Short task: Copy each line that contains the word "FlexNet".

[begin Data in this exercise]

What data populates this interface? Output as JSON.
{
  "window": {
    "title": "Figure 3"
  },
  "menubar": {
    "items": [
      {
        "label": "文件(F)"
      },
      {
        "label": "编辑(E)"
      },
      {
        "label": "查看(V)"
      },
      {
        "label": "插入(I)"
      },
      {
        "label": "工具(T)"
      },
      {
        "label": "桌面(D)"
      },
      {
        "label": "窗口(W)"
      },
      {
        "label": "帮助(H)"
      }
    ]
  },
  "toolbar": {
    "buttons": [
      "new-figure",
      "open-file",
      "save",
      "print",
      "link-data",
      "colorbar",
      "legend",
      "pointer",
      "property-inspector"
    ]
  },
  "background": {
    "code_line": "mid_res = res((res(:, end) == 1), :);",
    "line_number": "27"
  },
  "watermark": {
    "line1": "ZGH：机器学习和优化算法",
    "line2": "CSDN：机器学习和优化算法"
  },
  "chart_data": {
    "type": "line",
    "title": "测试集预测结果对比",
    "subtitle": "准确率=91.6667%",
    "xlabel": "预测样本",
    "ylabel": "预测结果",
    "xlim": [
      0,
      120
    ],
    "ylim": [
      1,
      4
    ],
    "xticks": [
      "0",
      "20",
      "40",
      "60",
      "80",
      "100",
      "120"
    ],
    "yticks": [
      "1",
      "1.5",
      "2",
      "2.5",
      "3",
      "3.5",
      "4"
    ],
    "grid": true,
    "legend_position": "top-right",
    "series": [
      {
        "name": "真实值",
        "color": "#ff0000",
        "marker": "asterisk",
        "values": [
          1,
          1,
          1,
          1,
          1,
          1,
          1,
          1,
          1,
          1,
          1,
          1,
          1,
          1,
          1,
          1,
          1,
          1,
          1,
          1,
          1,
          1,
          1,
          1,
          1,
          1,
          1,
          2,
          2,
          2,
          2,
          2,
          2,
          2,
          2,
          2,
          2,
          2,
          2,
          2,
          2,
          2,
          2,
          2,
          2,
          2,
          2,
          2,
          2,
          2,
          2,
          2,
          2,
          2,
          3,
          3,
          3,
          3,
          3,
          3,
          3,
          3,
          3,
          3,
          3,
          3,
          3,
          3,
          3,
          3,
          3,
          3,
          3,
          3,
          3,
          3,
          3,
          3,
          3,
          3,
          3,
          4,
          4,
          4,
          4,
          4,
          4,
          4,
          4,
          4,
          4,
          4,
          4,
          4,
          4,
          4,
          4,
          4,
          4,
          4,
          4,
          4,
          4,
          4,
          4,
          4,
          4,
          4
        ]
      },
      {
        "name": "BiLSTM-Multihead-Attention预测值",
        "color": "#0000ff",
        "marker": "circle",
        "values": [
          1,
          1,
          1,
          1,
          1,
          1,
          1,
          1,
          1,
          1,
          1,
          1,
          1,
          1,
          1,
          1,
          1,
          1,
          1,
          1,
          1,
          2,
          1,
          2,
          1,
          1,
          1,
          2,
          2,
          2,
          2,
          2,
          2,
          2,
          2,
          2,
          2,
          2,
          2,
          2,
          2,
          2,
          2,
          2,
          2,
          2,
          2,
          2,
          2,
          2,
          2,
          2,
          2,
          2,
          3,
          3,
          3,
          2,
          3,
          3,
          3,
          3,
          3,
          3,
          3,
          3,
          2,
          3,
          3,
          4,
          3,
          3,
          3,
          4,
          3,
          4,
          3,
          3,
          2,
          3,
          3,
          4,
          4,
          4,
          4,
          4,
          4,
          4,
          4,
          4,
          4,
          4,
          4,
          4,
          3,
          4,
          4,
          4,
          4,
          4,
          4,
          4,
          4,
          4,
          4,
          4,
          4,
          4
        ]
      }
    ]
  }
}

[end Data in this exercise]
[begin Data in this exercise]

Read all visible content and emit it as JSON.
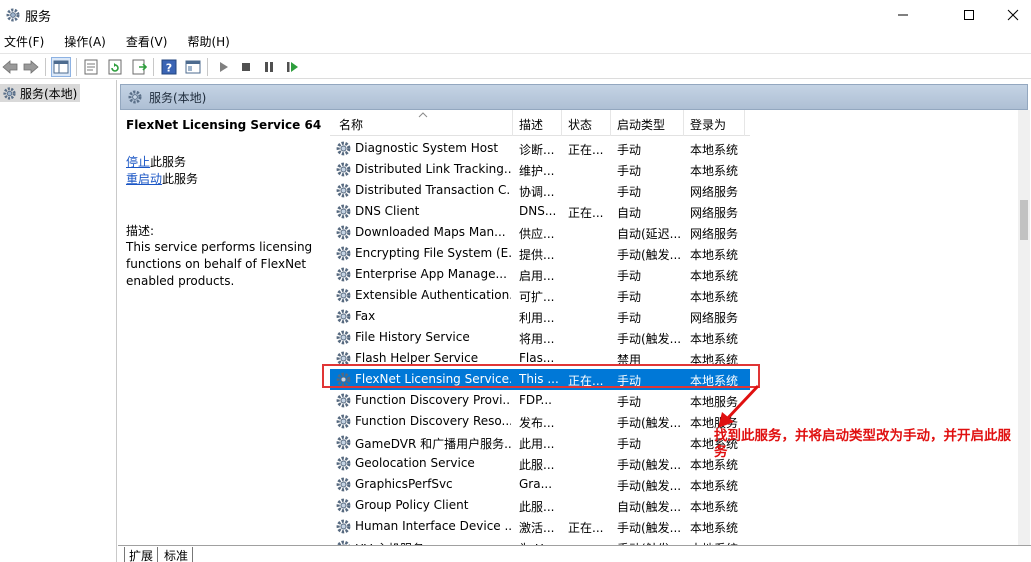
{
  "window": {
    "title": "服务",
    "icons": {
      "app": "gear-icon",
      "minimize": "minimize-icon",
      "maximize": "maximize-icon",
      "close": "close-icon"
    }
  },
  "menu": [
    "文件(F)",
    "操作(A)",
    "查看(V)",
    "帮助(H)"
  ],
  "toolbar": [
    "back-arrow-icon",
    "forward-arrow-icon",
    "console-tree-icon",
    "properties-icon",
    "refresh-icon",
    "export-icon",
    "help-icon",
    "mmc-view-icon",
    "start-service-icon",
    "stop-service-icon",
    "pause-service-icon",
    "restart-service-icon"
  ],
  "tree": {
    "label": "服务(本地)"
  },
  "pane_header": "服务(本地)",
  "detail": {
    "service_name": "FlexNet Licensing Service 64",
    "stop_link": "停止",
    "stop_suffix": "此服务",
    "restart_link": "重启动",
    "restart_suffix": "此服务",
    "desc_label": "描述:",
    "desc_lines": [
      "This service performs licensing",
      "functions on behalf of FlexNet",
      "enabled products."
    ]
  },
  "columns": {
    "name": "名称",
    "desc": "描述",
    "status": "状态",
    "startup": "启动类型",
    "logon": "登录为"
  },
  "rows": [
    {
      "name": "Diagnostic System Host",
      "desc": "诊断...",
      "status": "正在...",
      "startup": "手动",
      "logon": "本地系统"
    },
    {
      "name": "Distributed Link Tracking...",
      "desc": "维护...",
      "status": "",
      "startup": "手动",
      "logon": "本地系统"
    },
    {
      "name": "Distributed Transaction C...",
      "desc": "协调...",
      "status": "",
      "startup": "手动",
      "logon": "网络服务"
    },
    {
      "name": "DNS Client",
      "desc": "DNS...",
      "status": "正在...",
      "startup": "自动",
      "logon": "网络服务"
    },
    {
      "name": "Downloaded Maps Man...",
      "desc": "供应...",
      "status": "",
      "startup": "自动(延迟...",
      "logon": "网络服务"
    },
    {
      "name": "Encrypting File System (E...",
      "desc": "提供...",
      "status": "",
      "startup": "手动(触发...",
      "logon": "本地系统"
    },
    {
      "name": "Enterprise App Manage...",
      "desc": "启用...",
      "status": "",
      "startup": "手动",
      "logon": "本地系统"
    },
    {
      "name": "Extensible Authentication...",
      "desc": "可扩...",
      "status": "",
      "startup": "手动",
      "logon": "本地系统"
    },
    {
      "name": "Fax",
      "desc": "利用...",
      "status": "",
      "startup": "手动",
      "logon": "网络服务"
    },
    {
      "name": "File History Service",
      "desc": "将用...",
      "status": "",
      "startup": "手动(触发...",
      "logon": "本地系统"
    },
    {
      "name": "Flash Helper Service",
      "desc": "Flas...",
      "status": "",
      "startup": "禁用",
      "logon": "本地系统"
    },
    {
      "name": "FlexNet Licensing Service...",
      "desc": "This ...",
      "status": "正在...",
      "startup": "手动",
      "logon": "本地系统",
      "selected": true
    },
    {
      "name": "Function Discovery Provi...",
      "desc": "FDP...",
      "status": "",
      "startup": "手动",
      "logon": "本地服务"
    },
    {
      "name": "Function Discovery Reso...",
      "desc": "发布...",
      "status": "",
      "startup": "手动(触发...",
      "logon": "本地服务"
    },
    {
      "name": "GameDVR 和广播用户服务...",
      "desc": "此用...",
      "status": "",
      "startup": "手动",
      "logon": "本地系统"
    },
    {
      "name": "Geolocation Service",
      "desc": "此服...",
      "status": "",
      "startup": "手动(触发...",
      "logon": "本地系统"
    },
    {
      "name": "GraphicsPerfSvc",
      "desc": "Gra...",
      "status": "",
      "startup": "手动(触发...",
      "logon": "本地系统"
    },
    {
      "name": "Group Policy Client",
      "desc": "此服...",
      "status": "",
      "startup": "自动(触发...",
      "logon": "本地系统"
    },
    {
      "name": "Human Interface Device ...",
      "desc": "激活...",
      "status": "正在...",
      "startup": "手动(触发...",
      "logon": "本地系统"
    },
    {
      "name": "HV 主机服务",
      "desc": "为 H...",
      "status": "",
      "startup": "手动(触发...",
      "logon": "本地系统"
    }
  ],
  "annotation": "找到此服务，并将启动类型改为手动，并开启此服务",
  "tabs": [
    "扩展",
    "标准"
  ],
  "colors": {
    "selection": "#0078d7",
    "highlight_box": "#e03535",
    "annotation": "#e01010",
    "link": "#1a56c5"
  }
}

[end Data in this exercise]

Solved exercise:
    "service_name": "FlexNet Licensing Service 64",
      "functions on behalf of FlexNet",
      "name": "FlexNet Licensing Service...",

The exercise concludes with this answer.